TASK GOAL: Restate, word for word, every line of the data.

DATA TO PROCESS:

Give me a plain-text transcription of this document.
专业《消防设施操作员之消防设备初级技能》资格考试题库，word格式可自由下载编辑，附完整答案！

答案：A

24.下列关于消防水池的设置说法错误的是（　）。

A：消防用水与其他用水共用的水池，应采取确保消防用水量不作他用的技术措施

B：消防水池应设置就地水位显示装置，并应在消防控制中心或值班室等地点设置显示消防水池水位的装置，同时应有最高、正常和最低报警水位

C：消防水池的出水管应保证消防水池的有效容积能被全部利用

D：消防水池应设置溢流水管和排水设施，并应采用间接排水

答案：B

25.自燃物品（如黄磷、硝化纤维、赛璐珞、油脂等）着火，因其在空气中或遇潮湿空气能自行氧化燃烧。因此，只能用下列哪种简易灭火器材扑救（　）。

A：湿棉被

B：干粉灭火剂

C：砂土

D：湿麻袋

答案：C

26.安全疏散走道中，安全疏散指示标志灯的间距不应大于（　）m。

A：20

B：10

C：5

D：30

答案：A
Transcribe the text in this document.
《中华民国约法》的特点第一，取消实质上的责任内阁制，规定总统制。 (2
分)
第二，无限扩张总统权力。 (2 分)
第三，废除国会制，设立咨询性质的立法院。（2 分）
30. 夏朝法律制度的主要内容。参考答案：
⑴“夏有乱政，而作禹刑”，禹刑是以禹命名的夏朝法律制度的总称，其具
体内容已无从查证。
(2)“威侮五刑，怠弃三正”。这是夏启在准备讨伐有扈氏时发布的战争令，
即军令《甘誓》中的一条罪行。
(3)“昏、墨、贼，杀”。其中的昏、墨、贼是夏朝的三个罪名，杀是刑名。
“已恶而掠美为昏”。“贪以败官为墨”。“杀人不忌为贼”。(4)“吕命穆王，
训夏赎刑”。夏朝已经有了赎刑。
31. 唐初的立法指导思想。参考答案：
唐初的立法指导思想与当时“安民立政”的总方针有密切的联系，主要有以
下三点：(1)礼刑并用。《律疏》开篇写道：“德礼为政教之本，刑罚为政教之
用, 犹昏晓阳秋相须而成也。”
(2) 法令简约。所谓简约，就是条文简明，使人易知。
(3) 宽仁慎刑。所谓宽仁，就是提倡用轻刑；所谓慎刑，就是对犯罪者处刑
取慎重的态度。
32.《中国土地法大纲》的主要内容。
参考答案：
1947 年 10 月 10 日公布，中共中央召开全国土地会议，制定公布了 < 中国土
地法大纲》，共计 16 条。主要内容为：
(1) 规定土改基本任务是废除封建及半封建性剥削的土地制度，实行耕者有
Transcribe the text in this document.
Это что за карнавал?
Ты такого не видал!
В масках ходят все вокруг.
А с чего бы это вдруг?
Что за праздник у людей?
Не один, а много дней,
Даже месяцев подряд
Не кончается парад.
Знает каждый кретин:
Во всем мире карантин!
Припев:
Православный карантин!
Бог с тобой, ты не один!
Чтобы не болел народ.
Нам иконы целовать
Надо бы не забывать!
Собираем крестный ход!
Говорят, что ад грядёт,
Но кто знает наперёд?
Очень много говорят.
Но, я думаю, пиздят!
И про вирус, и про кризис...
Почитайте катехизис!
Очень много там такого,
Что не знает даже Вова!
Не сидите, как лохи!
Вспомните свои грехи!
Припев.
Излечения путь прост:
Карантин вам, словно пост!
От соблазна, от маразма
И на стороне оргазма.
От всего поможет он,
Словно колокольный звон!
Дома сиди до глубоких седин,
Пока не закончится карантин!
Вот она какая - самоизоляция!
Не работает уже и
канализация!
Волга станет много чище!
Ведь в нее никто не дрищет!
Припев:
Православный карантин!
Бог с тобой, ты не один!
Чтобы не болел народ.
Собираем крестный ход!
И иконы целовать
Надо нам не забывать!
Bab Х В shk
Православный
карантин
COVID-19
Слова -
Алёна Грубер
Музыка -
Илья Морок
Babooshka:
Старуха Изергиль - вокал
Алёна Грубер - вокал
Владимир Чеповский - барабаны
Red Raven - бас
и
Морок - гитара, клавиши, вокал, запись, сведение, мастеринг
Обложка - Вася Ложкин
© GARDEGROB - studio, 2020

RESPONSE:
Give me a plain-text transcription of this document.
专业《消防设施操作员之消防设备初级技能》资格考试题库，word格式可自由下载编辑，附完整答案！

答案：A

24.下列关于消防水池的设置说法错误的是（　）。

A：消防用水与其他用水共用的水池，应采取确保消防用水量不作他用的技术措施

B：消防水池应设置就地水位显示装置，并应在消防控制中心或值班室等地点设置显示消防水池水位的装置，同时应有最高、正常和最低报警水位

C：消防水池的出水管应保证消防水池的有效容积能被全部利用

D：消防水池应设置溢流水管和排水设施，并应采用间接排水

答案：B

25.自燃物品（如黄磷、硝化纤维、赛璐珞、油脂等）着火，因其在空气中或遇潮湿空气能自行氧化燃烧。因此，只能用下列哪种简易灭火器材扑救（　）。

A：湿棉被

B：干粉灭火剂

C：砂土

D：湿麻袋

答案：C

26.安全疏散走道中，安全疏散指示标志灯的间距不应大于（　）m。

A：20

B：10

C：5

D：30

答案：A
Transcribe the text in this document.
《中华民国约法》的特点第一，取消实质上的责任内阁制，规定总统制。 (2
分)
第二，无限扩张总统权力。 (2 分)
第三，废除国会制，设立咨询性质的立法院。（2 分）
30. 夏朝法律制度的主要内容。参考答案：
⑴“夏有乱政，而作禹刑”，禹刑是以禹命名的夏朝法律制度的总称，其具
体内容已无从查证。
(2)“威侮五刑，怠弃三正”。这是夏启在准备讨伐有扈氏时发布的战争令，
即军令《甘誓》中的一条罪行。
(3)“昏、墨、贼，杀”。其中的昏、墨、贼是夏朝的三个罪名，杀是刑名。
“已恶而掠美为昏”。“贪以败官为墨”。“杀人不忌为贼”。(4)“吕命穆王，
训夏赎刑”。夏朝已经有了赎刑。
31. 唐初的立法指导思想。参考答案：
唐初的立法指导思想与当时“安民立政”的总方针有密切的联系，主要有以
下三点：(1)礼刑并用。《律疏》开篇写道：“德礼为政教之本，刑罚为政教之
用, 犹昏晓阳秋相须而成也。”
(2) 法令简约。所谓简约，就是条文简明，使人易知。
(3) 宽仁慎刑。所谓宽仁，就是提倡用轻刑；所谓慎刑，就是对犯罪者处刑
取慎重的态度。
32.《中国土地法大纲》的主要内容。
参考答案：
1947 年 10 月 10 日公布，中共中央召开全国土地会议，制定公布了 < 中国土
地法大纲》，共计 16 条。主要内容为：
(1) 规定土改基本任务是废除封建及半封建性剥削的土地制度，实行耕者有
Transcribe the text in this document.
Это что за карнавал?
Ты такого не видал!
В масках ходят все вокруг.
А с чего бы это вдруг?
Что за праздник у людей?
Не один, а много дней,
Даже месяцев подряд
Не кончается парад.
Знает каждый кретин:
Во всем мире карантин!
Припев:
Православный карантин!
Бог с тобой, ты не один!
Чтобы не болел народ.
Нам иконы целовать
Надо бы не забывать!
Собираем крестный ход!
Говорят, что ад грядёт,
Но кто знает наперёд?
Очень много говорят.
Но, я думаю, пиздят!
И про вирус, и про кризис...
Почитайте катехизис!
Очень много там такого,
Что не знает даже Вова!
Не сидите, как лохи!
Вспомните свои грехи!
Припев.
Излечения путь прост:
Карантин вам, словно пост!
От соблазна, от маразма
И на стороне оргазма.
От всего поможет он,
Словно колокольный звон!
Дома сиди до глубоких седин,
Пока не закончится карантин!
Вот она какая - самоизоляция!
Не работает уже и
канализация!
Волга станет много чище!
Ведь в нее никто не дрищет!
Припев:
Православный карантин!
Бог с тобой, ты не один!
Чтобы не болел народ.
Собираем крестный ход!
И иконы целовать
Надо нам не забывать!
Bab Х В shk
Православный
карантин
COVID-19
Слова -
Алёна Грубер
Музыка -
Илья Морок
Babooshka:
Старуха Изергиль - вокал
Алёна Грубер - вокал
Владимир Чеповский - барабаны
Red Raven - бас
и
Морок - гитара, клавиши, вокал, запись, сведение, мастеринг
Обложка - Вася Ложкин
© GARDEGROB - studio, 2020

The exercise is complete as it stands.